**Extrahierter Text**

Genderaspekte in Märchen

Dass Genderaspekte in Märchen eine tragende Rolle spielen, zeigt sich bereits dahingehend, dass neue Märchen, Modernisierungen und Aktualisierungen von Märchen, Genderaspekte, darunter fassend Zuschreibungen bezogen auf das soziale Geschlecht, thematisieren, kritisieren und/oder umwandeln. Als Beispiel dafür sind das Bilderbuch "Schneewittchen und die Sieben Zwerge" von Stephan Kalinski und Ian Botterill, ebenfalls zeitgemäßere Disney-Verfilmungen, wie "Frozen" oder "Küss den Frosch" zu nennen. In den originalen Vorlagen kristallisiert sich oft heraus, dass weiblich dargestellte Menschen bestimmte Rollen einnehmen. So zeichnen sich dort Mädchen und Frauen durch Eigenschaften wie "Schönheit, Selbstlosigkeit, Mitgefühl, Bescheidenheit, Schweigen, Treue, Gehorsam, Passivität und Demut" (Lehnert 1996, S. 7) oder "Hässlichkeit, Stolz, Egoismus, Neugier, Eitelkeit, Herrschsucht" (Lehnert 1996, S. 8.)  aus. Die dabei "gut" behafteten Figuren, erhalten zumeist ebenfalls zum Ende des Märchens einen Mann und eine Hochzeit, mit der alle "ihre Probleme für immer gelöst sein werden" (ebd.). Dass es mit Blick auf die Gleichstellung von Mann und Frau gilt, dieser Wertevorstellung etwas entgegenzusetzen, wie es den neueren Märchen der Fall ist, wird mit Blick auf aktuelle Debatten um Geschlechtsvorstellungen und ihnen folgenden Bewegungen besonders evident. Vor dieser Aufgabe steht dabei ebenfalls die Schule, die sich der Diskrepanz zwischen der Geschlechtervorstellungen annimmt. In dem Erlass der nationalen KMK von 2016 zur "Sicherung der Chancengleichheit", wird so beschrieben, dass im Schulwesen "Bildungsangebote gezielt in einer Weise zu gestalten [sind], dass geschlechterbezogene Benachteiligungen aufgelöst bzw. vermieden werde". Ebenfalls soll die  "Förderung der Gleichstellung von Frauen und Männern auf allen Wirkungsebenen des Schulwesens [...] veranker[t werden]" (KMK, 2016, o.S).  Es stellt sich die Frage, wie das mit Märchen im Deutschunterricht didaktisch auszuarbeiten wären.

**Datensätze**
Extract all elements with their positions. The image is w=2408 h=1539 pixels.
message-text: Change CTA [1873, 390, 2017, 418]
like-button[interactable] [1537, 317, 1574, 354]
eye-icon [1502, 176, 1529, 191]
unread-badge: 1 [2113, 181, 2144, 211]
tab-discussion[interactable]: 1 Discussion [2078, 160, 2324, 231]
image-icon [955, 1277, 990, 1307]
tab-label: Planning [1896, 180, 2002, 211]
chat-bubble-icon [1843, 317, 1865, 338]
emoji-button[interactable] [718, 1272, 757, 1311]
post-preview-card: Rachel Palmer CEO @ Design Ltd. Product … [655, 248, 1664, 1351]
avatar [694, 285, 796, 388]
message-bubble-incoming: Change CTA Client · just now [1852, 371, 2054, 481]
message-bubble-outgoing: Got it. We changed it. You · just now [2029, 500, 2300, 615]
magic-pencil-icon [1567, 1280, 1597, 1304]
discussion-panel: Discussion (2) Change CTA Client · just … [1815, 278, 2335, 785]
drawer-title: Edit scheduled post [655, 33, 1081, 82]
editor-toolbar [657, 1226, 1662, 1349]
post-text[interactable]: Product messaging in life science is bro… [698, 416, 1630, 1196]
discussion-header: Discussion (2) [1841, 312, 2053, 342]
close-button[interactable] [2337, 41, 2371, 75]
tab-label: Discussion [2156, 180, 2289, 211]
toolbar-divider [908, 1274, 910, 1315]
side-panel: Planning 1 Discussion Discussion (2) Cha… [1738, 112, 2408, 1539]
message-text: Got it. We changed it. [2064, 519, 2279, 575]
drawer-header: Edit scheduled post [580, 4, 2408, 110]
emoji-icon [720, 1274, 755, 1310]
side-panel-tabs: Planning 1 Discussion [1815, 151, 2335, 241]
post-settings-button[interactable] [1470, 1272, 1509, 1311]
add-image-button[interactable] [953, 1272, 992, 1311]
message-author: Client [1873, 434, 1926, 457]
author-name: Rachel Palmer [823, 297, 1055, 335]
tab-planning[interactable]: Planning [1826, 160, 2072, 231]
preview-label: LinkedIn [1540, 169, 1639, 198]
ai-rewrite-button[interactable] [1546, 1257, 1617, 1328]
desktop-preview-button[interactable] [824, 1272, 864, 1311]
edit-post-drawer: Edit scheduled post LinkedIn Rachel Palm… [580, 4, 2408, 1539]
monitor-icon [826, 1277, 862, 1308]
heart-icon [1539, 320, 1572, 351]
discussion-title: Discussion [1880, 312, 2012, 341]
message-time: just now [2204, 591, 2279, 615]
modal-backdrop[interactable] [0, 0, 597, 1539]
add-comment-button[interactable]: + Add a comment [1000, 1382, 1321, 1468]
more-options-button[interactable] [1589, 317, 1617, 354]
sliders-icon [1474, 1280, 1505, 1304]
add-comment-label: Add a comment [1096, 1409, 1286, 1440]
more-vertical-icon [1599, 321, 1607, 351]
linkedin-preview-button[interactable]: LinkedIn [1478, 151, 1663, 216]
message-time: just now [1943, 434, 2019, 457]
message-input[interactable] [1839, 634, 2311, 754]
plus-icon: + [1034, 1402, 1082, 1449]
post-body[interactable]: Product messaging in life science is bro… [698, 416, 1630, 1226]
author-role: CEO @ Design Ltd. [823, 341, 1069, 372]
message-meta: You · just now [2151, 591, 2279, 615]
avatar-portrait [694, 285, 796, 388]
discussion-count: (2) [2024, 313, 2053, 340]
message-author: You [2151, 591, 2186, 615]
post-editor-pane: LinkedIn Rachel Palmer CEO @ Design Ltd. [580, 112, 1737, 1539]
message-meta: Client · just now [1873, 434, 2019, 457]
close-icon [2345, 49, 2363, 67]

**Aufgabe 1**
Gib den Absatz im Text über Genderaspekte in Märchen, der mit „Dass Genderaspekte in Märchen“ beginnt, als kurze Liste seiner wichtigsten Aussagen wieder.
**Aufgabe 2**
Führe den Text über Genderaspekte in Märchen im Anschluss an seinen letzten Satz weiter.

**Antwort 1**
- Neue, modernisierte und aktualisierte Märchen greifen Genderaspekte wie Zuschreibungen zum sozialen Geschlecht auf. Sie thematisieren, kritisieren oder verändern diese. Beispiele sind das Bilderbuch „Schneewittchen und die Sieben Zwerge“ von Stephan Kalinski und Ian Botterill sowie Disney-Verfilmungen wie „Frozen“ und „Küss den Frosch“.
- In den originalen Vorlagen nehmen weiblich dargestellte Figuren oft bestimmte Rollen ein. Ihnen werden entweder Eigenschaften wie Schönheit, Selbstlosigkeit, Gehorsam und Passivität zugeschrieben oder Hässlichkeit, Stolz, Egoismus und Eitelkeit (Lehnert 1996).
- Die „guten“ Figuren erhalten am Ende meist einen Mann und eine Hochzeit, mit der ihre Probleme für immer gelöst sein sollen.
- Aktuelle Debatten um Geschlechtervorstellungen zeigen, dass dieser Wertevorstellung im Sinne der Gleichstellung etwas entgegengesetzt werden muss, wie es neuere Märchen tun.
- Auch die Schule steht vor dieser Aufgabe. Laut dem KMK-Erlass von 2016 zur „Sicherung der Chancengleichheit“ sollen Bildungsangebote geschlechterbezogene Benachteiligungen auflösen oder vermeiden. Zudem soll die Gleichstellung von Frauen und Männern im Schulwesen verankert werden.
- Offen ist, wie sich dies mit Märchen im Deutschunterricht didaktisch umsetzen lässt.

**Antwort 2**
Eine tragende Möglichkeit wäre hierfür, wie oben in den Beispielen beschrieben, Geschlechtsbilder innerhalb der Texte im Unterricht zu hinterfragen. Es wäre möglich, mit "Schülerinnen und Schüler über literarisch vermittelte Geschlechterbilder und -verhältnisse mit zunehmender Komplexität ins Gespräch [zu]kommen und Einblicke [...] in historisch und kulturell variierende geschlechtlich gebundene Wissensbestände und Handlungsmuster [zu bieten]" (Tholen, Stachowiak, 2012, S. 108). Nachgehend,  "vor allem mithilfe von Konzepten des handlungs- und produktionsorientierten Literaturunterrichts"(ebd.) besonders in kreativer Form aus dem Spannungsfeld zwischen tradierten und neuen Rollenbildern mit Schüler*innen Unterschiede und Schlüsse herauszuarbeiten.

Als Folgeschritt könnte dies bewirken, dass Schüler*innen selbst "an den kulturellen Diskursen über Geschlecht und Identität teilnehmen [...]" (Tholen, Stachowiak 2012, 108).  Besonders vereinbaren würde sich dies mit Hirschauer geprägten "undoing Genders"- Theorem. Undoing Gender versucht dabei, "ein Indifferenzverhältnis [herzustellen], das Praktiken und Strukturen entkoppelt, sodass Geschlecht schlicht nicht dauerhaft stattfinden, (Hirschauer, 2016, S. 117). Im Unterricht könnte somit verstärkt versucht werden, die "Mehrschichtigkeit und Widersprüchlichkeit von Grenzziehungen zwischen den Geschlechtern […] wahr[zunehmen]" (Gildemeister, Henricks, 2012, S. 307). Daraus ergebend wäre denkbar, dass Lehrkräfte der Unterscheidung zwischen den Geschlechtern weniger soziale Konsequenzen bieten und sie inhaltlich entleeren (vgl. ebd.). Der Unterricht mit Märchen könnte so mit Fragen gestalten werden, wann die Differenzlinien und Markierungen der Geschlechtsidentitäten überhaupt sinnvoll erscheinen, und somit ein Verhältnis zu schaffen, in dem Kleidung, Verhalten, Darstellung, aber auch Eigenschaften, die interpretiert werden, wie mutig, einfühlsam, klug, sensible auch in Märchen nicht Geschlechtsidentitäten gekoppelt sind.

Unterrichtsansatz I 

[Primarstufe, 3./4. Klasse]

Zum Einstieg in die Unterrichtseinheit wird gemeinsam das Buch „Schneewittchen und die sieben Zwerge – neu erzählt“ aus dem Fairy Tales Retold Verlag gelesen, beziehungsweise angeschaut. Da es sich hierbei vorrangig um die schönen Illustrationen handelt, könnte man überlegen, das Buch unter eine Kamera - Beamer Konstruktion zu halten, Exemplare kopieren oder einfach im Sitzkreis rumgeben, so wie es in der jeweiligen Schule möglich ist.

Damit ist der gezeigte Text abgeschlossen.